[INSTRUCTIONS FOR THE TASK]
The records that follow should be retyped word for word.

[LISTED ENTRIES]
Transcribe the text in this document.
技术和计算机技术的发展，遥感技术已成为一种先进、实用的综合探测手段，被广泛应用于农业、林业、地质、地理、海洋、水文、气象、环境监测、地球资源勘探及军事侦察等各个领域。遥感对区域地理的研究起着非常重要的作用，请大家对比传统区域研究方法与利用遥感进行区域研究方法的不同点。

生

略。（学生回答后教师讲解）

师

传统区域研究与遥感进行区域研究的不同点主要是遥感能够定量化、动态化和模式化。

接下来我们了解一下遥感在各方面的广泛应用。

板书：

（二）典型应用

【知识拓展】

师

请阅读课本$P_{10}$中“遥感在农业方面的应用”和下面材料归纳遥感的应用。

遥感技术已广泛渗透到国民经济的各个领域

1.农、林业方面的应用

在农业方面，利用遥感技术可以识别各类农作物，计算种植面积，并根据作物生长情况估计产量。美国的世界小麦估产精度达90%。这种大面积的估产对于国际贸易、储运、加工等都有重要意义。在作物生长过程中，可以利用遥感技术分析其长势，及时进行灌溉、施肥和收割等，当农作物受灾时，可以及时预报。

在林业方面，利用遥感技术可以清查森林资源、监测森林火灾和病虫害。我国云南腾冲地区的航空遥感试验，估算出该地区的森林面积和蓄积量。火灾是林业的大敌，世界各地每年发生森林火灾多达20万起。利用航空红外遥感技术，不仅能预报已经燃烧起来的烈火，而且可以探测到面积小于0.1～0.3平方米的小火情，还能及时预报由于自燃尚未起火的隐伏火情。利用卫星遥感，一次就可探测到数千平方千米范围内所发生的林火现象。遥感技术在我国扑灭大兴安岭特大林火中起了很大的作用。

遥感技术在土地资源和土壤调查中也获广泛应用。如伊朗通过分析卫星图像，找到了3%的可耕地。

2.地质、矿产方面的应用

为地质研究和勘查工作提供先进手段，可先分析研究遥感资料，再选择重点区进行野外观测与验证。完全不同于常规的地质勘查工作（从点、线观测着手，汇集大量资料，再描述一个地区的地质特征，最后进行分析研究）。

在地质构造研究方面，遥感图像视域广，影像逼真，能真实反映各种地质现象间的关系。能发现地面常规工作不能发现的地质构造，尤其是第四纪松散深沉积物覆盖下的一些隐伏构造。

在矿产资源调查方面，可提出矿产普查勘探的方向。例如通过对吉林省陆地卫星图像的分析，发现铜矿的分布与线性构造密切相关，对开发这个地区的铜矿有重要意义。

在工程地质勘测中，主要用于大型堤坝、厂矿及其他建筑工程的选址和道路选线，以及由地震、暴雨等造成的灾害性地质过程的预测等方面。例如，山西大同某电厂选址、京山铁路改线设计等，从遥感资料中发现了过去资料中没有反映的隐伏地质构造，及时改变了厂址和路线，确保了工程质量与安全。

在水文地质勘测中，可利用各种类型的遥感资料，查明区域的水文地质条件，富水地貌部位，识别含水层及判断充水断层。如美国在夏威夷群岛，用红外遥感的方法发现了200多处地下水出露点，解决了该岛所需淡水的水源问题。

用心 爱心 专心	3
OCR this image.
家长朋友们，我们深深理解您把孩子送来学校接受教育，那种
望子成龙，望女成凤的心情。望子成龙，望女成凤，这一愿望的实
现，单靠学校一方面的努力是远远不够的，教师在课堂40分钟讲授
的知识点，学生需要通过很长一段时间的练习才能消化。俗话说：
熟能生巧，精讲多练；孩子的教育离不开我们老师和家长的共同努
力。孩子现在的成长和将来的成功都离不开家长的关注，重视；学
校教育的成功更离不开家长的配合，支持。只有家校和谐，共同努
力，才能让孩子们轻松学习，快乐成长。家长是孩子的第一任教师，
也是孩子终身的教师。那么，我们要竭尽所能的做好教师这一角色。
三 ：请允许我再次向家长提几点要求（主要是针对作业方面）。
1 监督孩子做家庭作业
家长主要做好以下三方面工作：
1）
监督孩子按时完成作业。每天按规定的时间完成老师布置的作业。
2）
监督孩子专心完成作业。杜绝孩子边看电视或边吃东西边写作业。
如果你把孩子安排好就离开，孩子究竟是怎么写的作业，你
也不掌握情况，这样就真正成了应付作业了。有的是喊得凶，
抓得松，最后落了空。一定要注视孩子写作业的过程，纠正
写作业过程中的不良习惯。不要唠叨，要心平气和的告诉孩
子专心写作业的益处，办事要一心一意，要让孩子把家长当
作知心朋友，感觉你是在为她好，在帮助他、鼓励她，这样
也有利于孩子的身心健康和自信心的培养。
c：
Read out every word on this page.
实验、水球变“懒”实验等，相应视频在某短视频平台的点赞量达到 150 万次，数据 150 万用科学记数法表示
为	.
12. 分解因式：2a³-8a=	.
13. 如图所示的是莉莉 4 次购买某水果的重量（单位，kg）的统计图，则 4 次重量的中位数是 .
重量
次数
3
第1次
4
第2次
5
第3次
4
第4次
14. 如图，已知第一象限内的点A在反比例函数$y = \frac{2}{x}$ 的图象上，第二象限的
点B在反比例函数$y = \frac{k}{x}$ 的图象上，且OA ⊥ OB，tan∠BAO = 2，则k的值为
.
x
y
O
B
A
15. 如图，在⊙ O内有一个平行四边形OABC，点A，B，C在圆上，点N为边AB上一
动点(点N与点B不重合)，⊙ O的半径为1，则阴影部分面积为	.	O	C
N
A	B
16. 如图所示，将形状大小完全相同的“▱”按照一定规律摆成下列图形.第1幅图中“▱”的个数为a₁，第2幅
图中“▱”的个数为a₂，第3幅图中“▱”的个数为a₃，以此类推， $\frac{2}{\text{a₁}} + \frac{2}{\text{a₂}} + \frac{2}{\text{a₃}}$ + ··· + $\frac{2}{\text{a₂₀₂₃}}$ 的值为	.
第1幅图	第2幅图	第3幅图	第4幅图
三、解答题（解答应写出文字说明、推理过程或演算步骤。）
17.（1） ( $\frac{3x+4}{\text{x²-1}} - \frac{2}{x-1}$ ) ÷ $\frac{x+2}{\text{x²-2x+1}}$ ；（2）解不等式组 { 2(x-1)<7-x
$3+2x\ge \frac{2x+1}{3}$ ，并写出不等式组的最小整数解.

[EXERCISE OUTPUT]
Transcribe the text in this document.
技术和计算机技术的发展，遥感技术已成为一种先进、实用的综合探测手段，被广泛应用于农业、林业、地质、地理、海洋、水文、气象、环境监测、地球资源勘探及军事侦察等各个领域。遥感对区域地理的研究起着非常重要的作用，请大家对比传统区域研究方法与利用遥感进行区域研究方法的不同点。

生

略。（学生回答后教师讲解）

师

传统区域研究与遥感进行区域研究的不同点主要是遥感能够定量化、动态化和模式化。

接下来我们了解一下遥感在各方面的广泛应用。

板书：

（二）典型应用

【知识拓展】

师

请阅读课本$P_{10}$中“遥感在农业方面的应用”和下面材料归纳遥感的应用。

遥感技术已广泛渗透到国民经济的各个领域

1.农、林业方面的应用

在农业方面，利用遥感技术可以识别各类农作物，计算种植面积，并根据作物生长情况估计产量。美国的世界小麦估产精度达90%。这种大面积的估产对于国际贸易、储运、加工等都有重要意义。在作物生长过程中，可以利用遥感技术分析其长势，及时进行灌溉、施肥和收割等，当农作物受灾时，可以及时预报。

在林业方面，利用遥感技术可以清查森林资源、监测森林火灾和病虫害。我国云南腾冲地区的航空遥感试验，估算出该地区的森林面积和蓄积量。火灾是林业的大敌，世界各地每年发生森林火灾多达20万起。利用航空红外遥感技术，不仅能预报已经燃烧起来的烈火，而且可以探测到面积小于0.1～0.3平方米的小火情，还能及时预报由于自燃尚未起火的隐伏火情。利用卫星遥感，一次就可探测到数千平方千米范围内所发生的林火现象。遥感技术在我国扑灭大兴安岭特大林火中起了很大的作用。

遥感技术在土地资源和土壤调查中也获广泛应用。如伊朗通过分析卫星图像，找到了3%的可耕地。

2.地质、矿产方面的应用

为地质研究和勘查工作提供先进手段，可先分析研究遥感资料，再选择重点区进行野外观测与验证。完全不同于常规的地质勘查工作（从点、线观测着手，汇集大量资料，再描述一个地区的地质特征，最后进行分析研究）。

在地质构造研究方面，遥感图像视域广，影像逼真，能真实反映各种地质现象间的关系。能发现地面常规工作不能发现的地质构造，尤其是第四纪松散深沉积物覆盖下的一些隐伏构造。

在矿产资源调查方面，可提出矿产普查勘探的方向。例如通过对吉林省陆地卫星图像的分析，发现铜矿的分布与线性构造密切相关，对开发这个地区的铜矿有重要意义。

在工程地质勘测中，主要用于大型堤坝、厂矿及其他建筑工程的选址和道路选线，以及由地震、暴雨等造成的灾害性地质过程的预测等方面。例如，山西大同某电厂选址、京山铁路改线设计等，从遥感资料中发现了过去资料中没有反映的隐伏地质构造，及时改变了厂址和路线，确保了工程质量与安全。

在水文地质勘测中，可利用各种类型的遥感资料，查明区域的水文地质条件，富水地貌部位，识别含水层及判断充水断层。如美国在夏威夷群岛，用红外遥感的方法发现了200多处地下水出露点，解决了该岛所需淡水的水源问题。

用心 爱心 专心	3
OCR this image.
家长朋友们，我们深深理解您把孩子送来学校接受教育，那种
望子成龙，望女成凤的心情。望子成龙，望女成凤，这一愿望的实
现，单靠学校一方面的努力是远远不够的，教师在课堂40分钟讲授
的知识点，学生需要通过很长一段时间的练习才能消化。俗话说：
熟能生巧，精讲多练；孩子的教育离不开我们老师和家长的共同努
力。孩子现在的成长和将来的成功都离不开家长的关注，重视；学
校教育的成功更离不开家长的配合，支持。只有家校和谐，共同努
力，才能让孩子们轻松学习，快乐成长。家长是孩子的第一任教师，
也是孩子终身的教师。那么，我们要竭尽所能的做好教师这一角色。
三 ：请允许我再次向家长提几点要求（主要是针对作业方面）。
1 监督孩子做家庭作业
家长主要做好以下三方面工作：
1）
监督孩子按时完成作业。每天按规定的时间完成老师布置的作业。
2）
监督孩子专心完成作业。杜绝孩子边看电视或边吃东西边写作业。
如果你把孩子安排好就离开，孩子究竟是怎么写的作业，你
也不掌握情况，这样就真正成了应付作业了。有的是喊得凶，
抓得松，最后落了空。一定要注视孩子写作业的过程，纠正
写作业过程中的不良习惯。不要唠叨，要心平气和的告诉孩
子专心写作业的益处，办事要一心一意，要让孩子把家长当
作知心朋友，感觉你是在为她好，在帮助他、鼓励她，这样
也有利于孩子的身心健康和自信心的培养。
c：
Read out every word on this page.
实验、水球变“懒”实验等，相应视频在某短视频平台的点赞量达到 150 万次，数据 150 万用科学记数法表示
为	.
12. 分解因式：2a³-8a=	.
13. 如图所示的是莉莉 4 次购买某水果的重量（单位，kg）的统计图，则 4 次重量的中位数是 .
重量
次数
3
第1次
4
第2次
5
第3次
4
第4次
14. 如图，已知第一象限内的点A在反比例函数$y = \frac{2}{x}$ 的图象上，第二象限的
点B在反比例函数$y = \frac{k}{x}$ 的图象上，且OA ⊥ OB，tan∠BAO = 2，则k的值为
.
x
y
O
B
A
15. 如图，在⊙ O内有一个平行四边形OABC，点A，B，C在圆上，点N为边AB上一
动点(点N与点B不重合)，⊙ O的半径为1，则阴影部分面积为	.	O	C
N
A	B
16. 如图所示，将形状大小完全相同的“▱”按照一定规律摆成下列图形.第1幅图中“▱”的个数为a₁，第2幅
图中“▱”的个数为a₂，第3幅图中“▱”的个数为a₃，以此类推， $\frac{2}{\text{a₁}} + \frac{2}{\text{a₂}} + \frac{2}{\text{a₃}}$ + ··· + $\frac{2}{\text{a₂₀₂₃}}$ 的值为	.
第1幅图	第2幅图	第3幅图	第4幅图
三、解答题（解答应写出文字说明、推理过程或演算步骤。）
17.（1） ( $\frac{3x+4}{\text{x²-1}} - \frac{2}{x-1}$ ) ÷ $\frac{x+2}{\text{x²-2x+1}}$ ；（2）解不等式组 { 2(x-1)<7-x
$3+2x\ge \frac{2x+1}{3}$ ，并写出不等式组的最小整数解.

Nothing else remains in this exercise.